Do this — Output every record below exactly as it appears.

++++++++++

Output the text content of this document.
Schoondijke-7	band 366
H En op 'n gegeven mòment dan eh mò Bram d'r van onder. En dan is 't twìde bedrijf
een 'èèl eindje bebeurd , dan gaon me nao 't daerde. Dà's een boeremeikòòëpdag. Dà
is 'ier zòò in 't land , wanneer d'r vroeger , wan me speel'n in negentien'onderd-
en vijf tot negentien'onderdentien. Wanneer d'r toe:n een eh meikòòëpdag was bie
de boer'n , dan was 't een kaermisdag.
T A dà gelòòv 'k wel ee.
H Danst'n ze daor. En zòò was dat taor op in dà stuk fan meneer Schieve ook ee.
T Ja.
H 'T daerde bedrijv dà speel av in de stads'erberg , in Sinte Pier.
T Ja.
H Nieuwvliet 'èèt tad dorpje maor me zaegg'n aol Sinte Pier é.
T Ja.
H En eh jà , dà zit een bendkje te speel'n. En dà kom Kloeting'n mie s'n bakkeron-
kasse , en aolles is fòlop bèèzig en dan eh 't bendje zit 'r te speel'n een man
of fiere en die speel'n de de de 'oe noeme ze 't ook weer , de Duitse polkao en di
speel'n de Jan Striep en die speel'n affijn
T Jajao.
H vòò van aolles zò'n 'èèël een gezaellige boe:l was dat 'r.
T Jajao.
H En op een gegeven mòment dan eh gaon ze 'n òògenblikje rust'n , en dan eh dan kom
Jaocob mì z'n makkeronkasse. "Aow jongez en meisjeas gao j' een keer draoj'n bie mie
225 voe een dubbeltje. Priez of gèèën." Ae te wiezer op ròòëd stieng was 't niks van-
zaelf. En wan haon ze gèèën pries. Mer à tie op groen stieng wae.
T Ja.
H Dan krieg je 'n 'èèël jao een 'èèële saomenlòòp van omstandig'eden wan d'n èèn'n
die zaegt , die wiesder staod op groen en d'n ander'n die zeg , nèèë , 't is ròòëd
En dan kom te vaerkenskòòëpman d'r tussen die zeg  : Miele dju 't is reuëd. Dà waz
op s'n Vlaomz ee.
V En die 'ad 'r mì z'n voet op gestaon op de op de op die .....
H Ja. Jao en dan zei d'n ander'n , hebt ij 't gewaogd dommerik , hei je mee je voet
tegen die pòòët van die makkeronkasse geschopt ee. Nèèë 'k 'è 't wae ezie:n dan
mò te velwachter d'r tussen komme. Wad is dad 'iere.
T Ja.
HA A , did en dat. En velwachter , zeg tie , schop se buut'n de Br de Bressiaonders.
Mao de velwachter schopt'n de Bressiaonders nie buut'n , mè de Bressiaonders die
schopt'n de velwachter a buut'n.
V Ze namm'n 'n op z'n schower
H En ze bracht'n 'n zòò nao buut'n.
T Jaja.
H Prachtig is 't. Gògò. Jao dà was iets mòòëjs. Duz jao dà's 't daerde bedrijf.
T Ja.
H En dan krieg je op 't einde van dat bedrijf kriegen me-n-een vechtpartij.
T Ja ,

++++++++++

Response to this exercise —
Output the text content of this document.
Schoondijke-7	band 366
H En op 'n gegeven mòment dan eh mò Bram d'r van onder. En dan is 't twìde bedrijf
een 'èèl eindje bebeurd , dan gaon me nao 't daerde. Dà's een boeremeikòòëpdag. Dà
is 'ier zòò in 't land , wanneer d'r vroeger , wan me speel'n in negentien'onderd-
en vijf tot negentien'onderdentien. Wanneer d'r toe:n een eh meikòòëpdag was bie
de boer'n , dan was 't een kaermisdag.
T A dà gelòòv 'k wel ee.
H Danst'n ze daor. En zòò was dat taor op in dà stuk fan meneer Schieve ook ee.
T Ja.
H 'T daerde bedrijv dà speel av in de stads'erberg , in Sinte Pier.
T Ja.
H Nieuwvliet 'èèt tad dorpje maor me zaegg'n aol Sinte Pier é.
T Ja.
H En eh jà , dà zit een bendkje te speel'n. En dà kom Kloeting'n mie s'n bakkeron-
kasse , en aolles is fòlop bèèzig en dan eh 't bendje zit 'r te speel'n een man
of fiere en die speel'n de de de 'oe noeme ze 't ook weer , de Duitse polkao en di
speel'n de Jan Striep en die speel'n affijn
T Jajao.
H vòò van aolles zò'n 'èèël een gezaellige boe:l was dat 'r.
T Jajao.
H En op een gegeven mòment dan eh gaon ze 'n òògenblikje rust'n , en dan eh dan kom
Jaocob mì z'n makkeronkasse. "Aow jongez en meisjeas gao j' een keer draoj'n bie mie
225 voe een dubbeltje. Priez of gèèën." Ae te wiezer op ròòëd stieng was 't niks van-
zaelf. En wan haon ze gèèën pries. Mer à tie op groen stieng wae.
T Ja.
H Dan krieg je 'n 'èèël jao een 'èèële saomenlòòp van omstandig'eden wan d'n èèn'n
die zaegt , die wiesder staod op groen en d'n ander'n die zeg , nèèë , 't is ròòëd
En dan kom te vaerkenskòòëpman d'r tussen die zeg  : Miele dju 't is reuëd. Dà waz
op s'n Vlaomz ee.
V En die 'ad 'r mì z'n voet op gestaon op de op de op die .....
H Ja. Jao en dan zei d'n ander'n , hebt ij 't gewaogd dommerik , hei je mee je voet
tegen die pòòët van die makkeronkasse geschopt ee. Nèèë 'k 'è 't wae ezie:n dan
mò te velwachter d'r tussen komme. Wad is dad 'iere.
T Ja.
HA A , did en dat. En velwachter , zeg tie , schop se buut'n de Br de Bressiaonders.
Mao de velwachter schopt'n de Bressiaonders nie buut'n , mè de Bressiaonders die
schopt'n de velwachter a buut'n.
V Ze namm'n 'n op z'n schower
H En ze bracht'n 'n zòò nao buut'n.
T Jaja.
H Prachtig is 't. Gògò. Jao dà was iets mòòëjs. Duz jao dà's 't daerde bedrijf.
T Ja.
H En dan krieg je op 't einde van dat bedrijf kriegen me-n-een vechtpartij.
T Ja ,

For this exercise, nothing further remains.